**PROBLEM TO WORK ON**
How many lines hold the string "وراء"? Give only the number.

**SUPPLIED RECORDS**
start
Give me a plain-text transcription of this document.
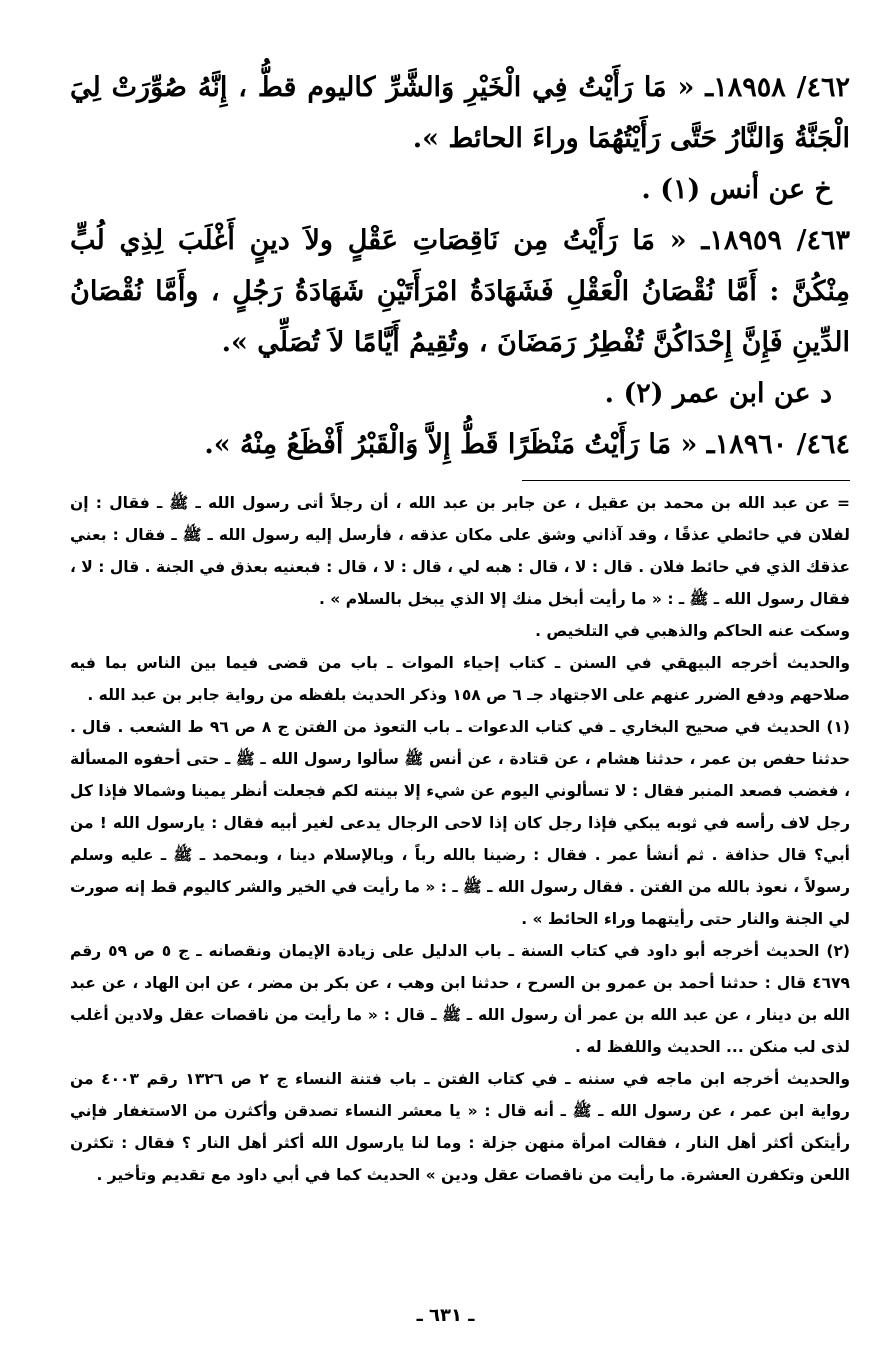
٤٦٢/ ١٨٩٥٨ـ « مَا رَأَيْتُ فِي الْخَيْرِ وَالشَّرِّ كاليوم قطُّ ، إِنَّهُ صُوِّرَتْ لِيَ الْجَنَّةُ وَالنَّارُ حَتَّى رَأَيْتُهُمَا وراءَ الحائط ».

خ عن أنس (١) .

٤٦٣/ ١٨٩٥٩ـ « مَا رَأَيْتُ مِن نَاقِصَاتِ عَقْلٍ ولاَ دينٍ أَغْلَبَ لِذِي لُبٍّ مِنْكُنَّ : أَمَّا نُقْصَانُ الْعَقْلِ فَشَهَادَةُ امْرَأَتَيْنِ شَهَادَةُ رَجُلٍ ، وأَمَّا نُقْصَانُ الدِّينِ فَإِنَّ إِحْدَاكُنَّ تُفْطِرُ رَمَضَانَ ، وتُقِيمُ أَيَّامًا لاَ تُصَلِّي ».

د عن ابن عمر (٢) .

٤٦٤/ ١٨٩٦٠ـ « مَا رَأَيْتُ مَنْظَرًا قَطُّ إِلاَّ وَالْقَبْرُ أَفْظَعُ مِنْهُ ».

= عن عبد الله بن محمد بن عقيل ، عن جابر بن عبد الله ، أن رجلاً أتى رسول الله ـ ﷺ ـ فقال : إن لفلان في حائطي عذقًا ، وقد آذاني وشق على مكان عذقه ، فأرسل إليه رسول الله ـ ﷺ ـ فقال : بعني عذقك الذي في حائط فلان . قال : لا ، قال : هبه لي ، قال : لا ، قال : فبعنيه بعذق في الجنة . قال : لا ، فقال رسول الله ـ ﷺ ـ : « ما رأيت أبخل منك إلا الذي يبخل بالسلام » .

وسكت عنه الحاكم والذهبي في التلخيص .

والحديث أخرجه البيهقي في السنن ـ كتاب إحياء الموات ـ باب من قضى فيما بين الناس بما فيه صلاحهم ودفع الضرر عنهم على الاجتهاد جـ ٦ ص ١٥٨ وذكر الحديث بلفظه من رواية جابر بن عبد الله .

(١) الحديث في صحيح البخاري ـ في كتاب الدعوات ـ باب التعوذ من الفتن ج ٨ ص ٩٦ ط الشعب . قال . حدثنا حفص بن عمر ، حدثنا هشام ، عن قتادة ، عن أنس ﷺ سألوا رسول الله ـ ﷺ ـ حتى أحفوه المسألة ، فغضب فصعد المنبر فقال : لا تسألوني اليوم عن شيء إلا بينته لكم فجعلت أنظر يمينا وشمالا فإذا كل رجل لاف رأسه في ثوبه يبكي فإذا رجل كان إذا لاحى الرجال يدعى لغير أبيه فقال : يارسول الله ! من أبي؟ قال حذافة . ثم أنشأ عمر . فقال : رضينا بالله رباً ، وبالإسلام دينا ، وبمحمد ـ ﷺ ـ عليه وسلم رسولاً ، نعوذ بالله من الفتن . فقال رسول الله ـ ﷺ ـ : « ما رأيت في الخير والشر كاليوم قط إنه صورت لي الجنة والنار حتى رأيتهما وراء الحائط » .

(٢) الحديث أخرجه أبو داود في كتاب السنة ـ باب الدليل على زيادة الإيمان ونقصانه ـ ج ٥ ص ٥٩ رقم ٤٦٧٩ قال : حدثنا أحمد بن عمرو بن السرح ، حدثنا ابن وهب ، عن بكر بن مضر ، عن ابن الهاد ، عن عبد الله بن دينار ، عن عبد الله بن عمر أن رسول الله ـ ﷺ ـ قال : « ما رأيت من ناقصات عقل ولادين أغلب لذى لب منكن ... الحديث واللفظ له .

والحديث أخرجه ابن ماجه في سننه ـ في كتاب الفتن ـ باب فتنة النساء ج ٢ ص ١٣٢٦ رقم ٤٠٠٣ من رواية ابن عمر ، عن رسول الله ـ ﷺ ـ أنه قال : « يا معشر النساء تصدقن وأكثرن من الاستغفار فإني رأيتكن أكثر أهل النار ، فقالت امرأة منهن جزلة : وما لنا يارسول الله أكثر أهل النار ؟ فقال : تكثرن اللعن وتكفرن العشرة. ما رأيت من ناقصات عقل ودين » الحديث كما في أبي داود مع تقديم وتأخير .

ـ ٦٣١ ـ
end
start
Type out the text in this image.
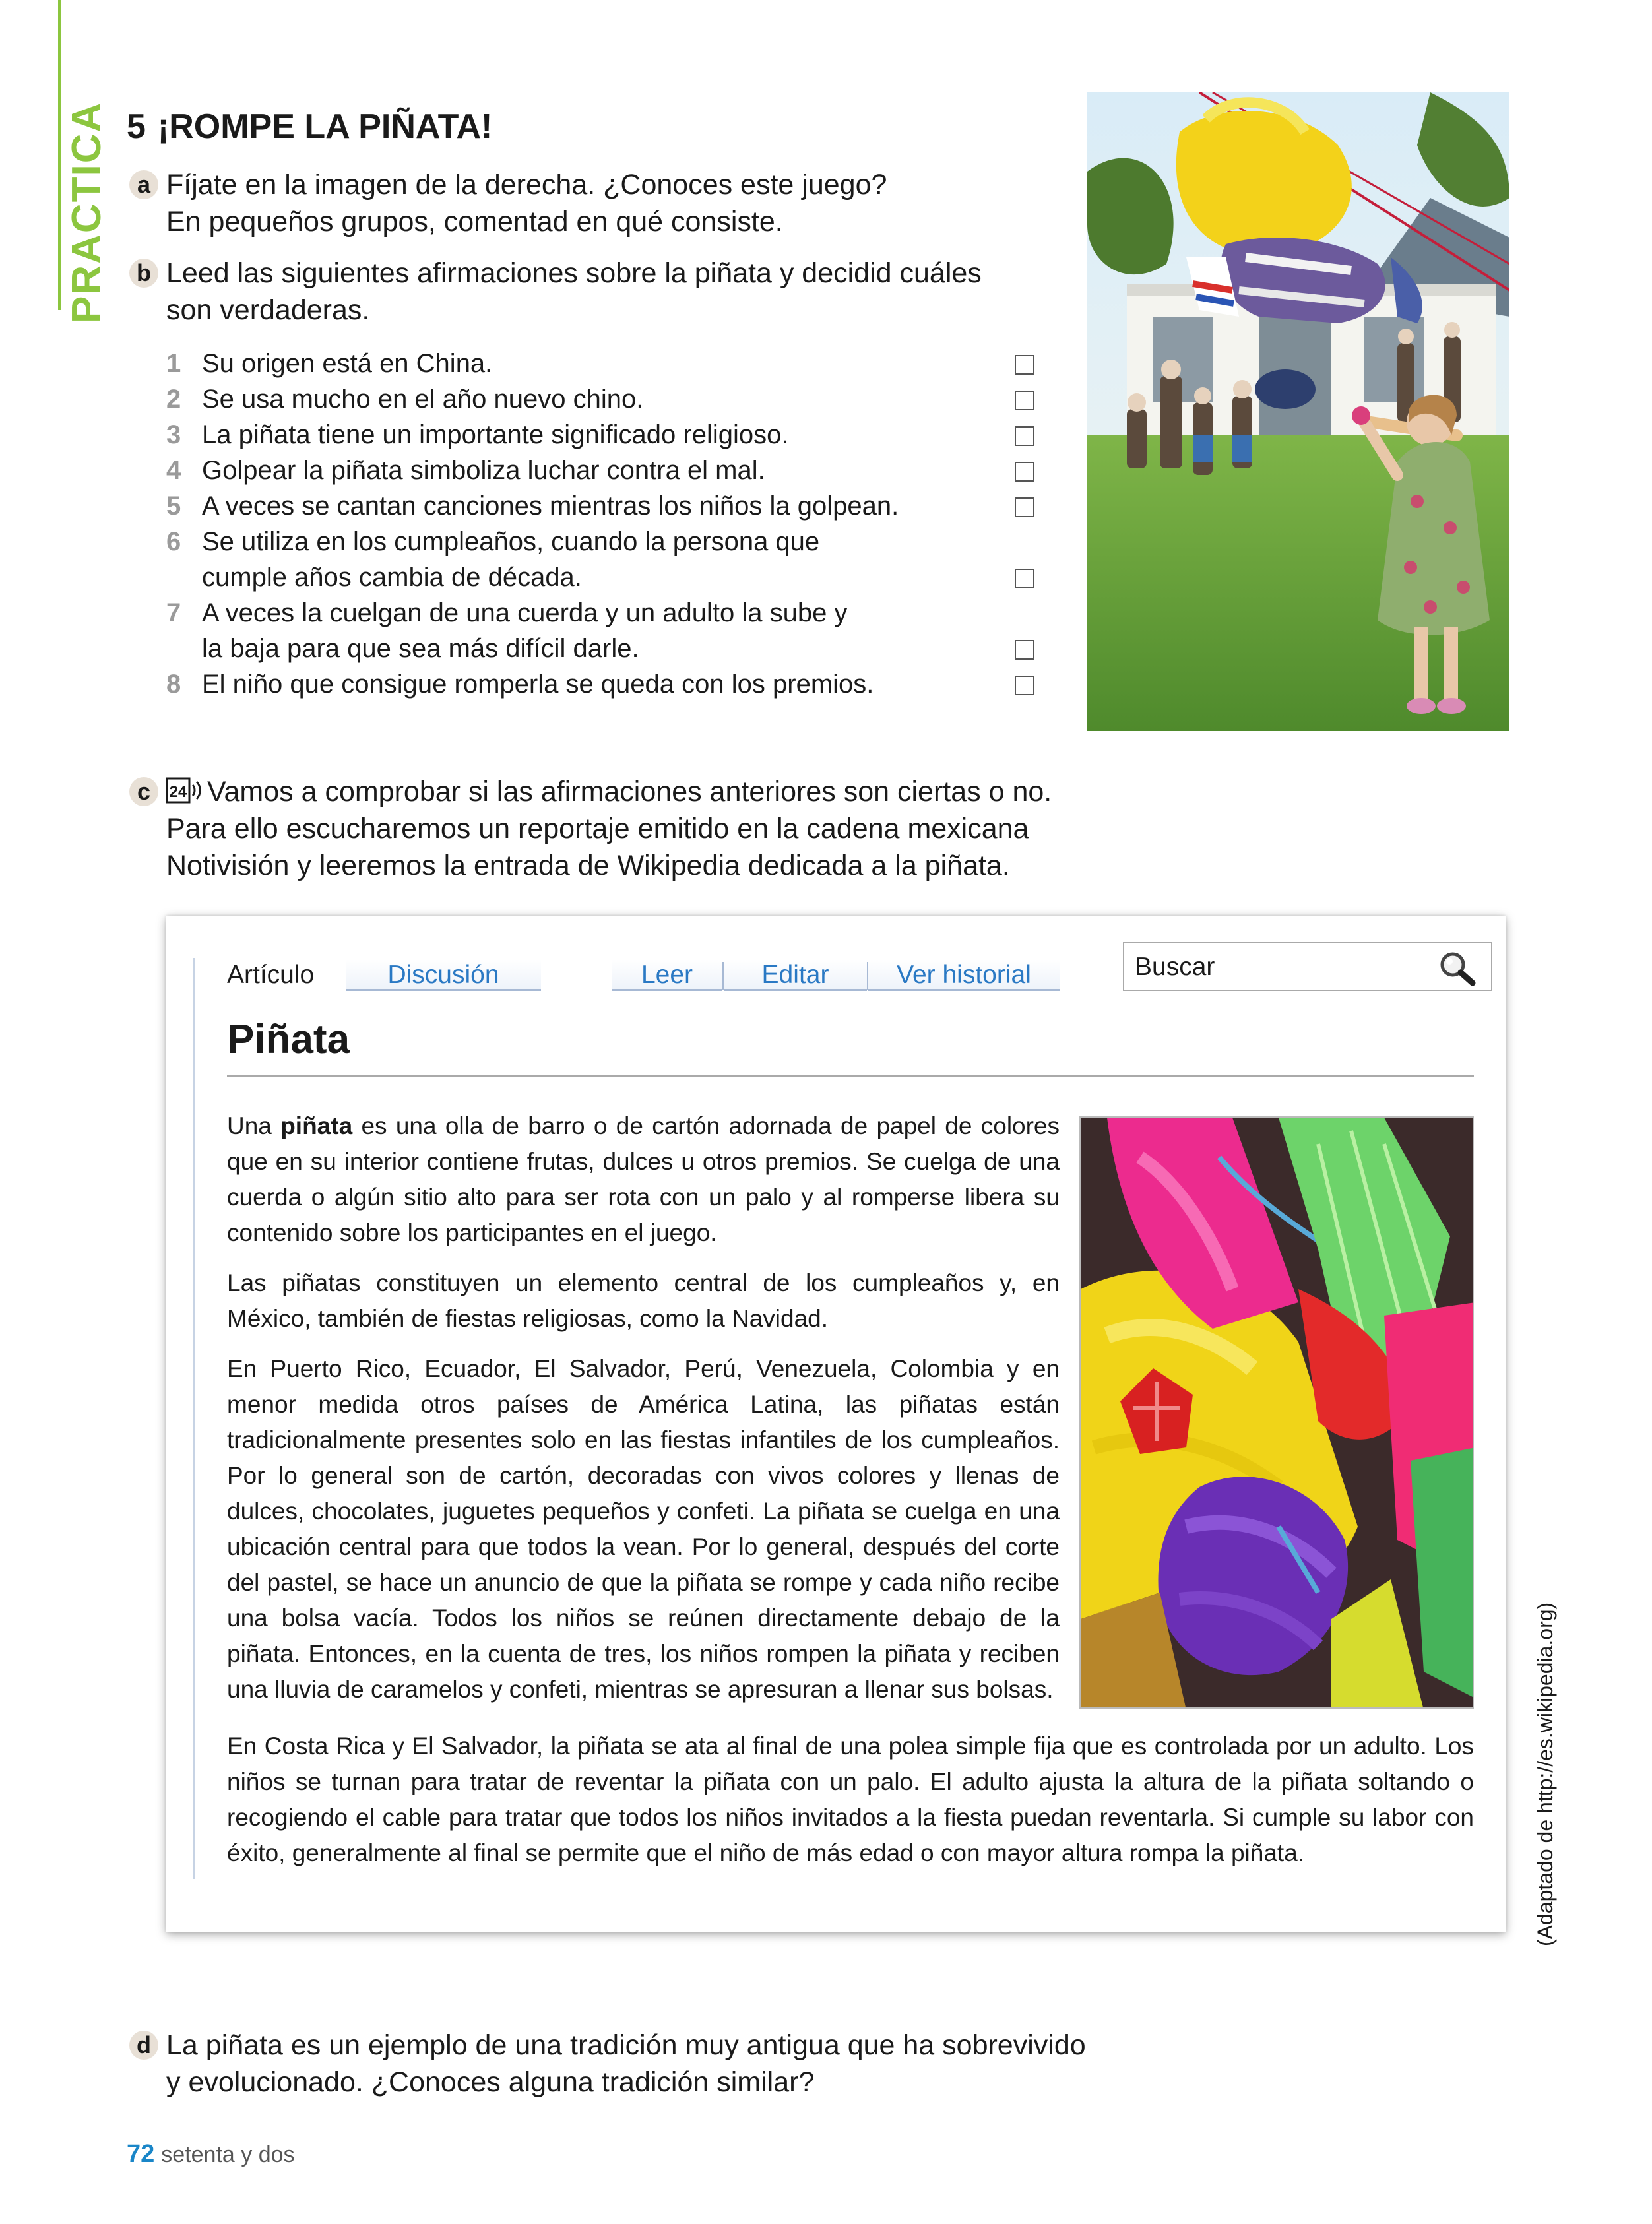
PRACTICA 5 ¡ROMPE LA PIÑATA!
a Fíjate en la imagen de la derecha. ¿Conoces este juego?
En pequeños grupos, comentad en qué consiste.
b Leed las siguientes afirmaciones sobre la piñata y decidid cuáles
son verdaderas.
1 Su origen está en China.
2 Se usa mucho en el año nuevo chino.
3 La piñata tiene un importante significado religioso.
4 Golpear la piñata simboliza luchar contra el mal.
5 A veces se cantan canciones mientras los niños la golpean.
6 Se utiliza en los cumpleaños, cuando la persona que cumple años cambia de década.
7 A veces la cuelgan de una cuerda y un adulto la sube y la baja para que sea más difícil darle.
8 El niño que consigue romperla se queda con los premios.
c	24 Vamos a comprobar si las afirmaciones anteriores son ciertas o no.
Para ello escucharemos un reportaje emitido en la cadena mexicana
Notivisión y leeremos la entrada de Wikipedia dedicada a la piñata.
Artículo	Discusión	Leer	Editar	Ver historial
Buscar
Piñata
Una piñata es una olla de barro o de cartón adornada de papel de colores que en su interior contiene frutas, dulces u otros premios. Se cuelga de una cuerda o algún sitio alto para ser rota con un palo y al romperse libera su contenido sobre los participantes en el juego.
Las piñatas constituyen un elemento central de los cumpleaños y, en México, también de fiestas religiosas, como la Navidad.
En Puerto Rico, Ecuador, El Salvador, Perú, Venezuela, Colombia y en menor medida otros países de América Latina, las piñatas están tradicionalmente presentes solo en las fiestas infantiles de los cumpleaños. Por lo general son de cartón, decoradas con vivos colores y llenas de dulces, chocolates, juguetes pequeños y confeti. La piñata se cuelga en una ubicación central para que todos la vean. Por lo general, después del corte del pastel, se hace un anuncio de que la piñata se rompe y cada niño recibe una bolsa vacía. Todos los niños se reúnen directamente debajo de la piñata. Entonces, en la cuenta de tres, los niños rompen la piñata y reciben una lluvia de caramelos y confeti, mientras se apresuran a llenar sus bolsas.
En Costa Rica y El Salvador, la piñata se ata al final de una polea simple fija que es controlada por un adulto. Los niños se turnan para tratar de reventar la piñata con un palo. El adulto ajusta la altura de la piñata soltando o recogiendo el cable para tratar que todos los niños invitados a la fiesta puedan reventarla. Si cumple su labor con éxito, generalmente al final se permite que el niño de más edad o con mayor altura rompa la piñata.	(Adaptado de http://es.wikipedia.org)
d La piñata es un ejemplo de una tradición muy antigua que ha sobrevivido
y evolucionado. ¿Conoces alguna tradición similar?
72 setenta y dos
end
**REPLY TO THE TASK**
2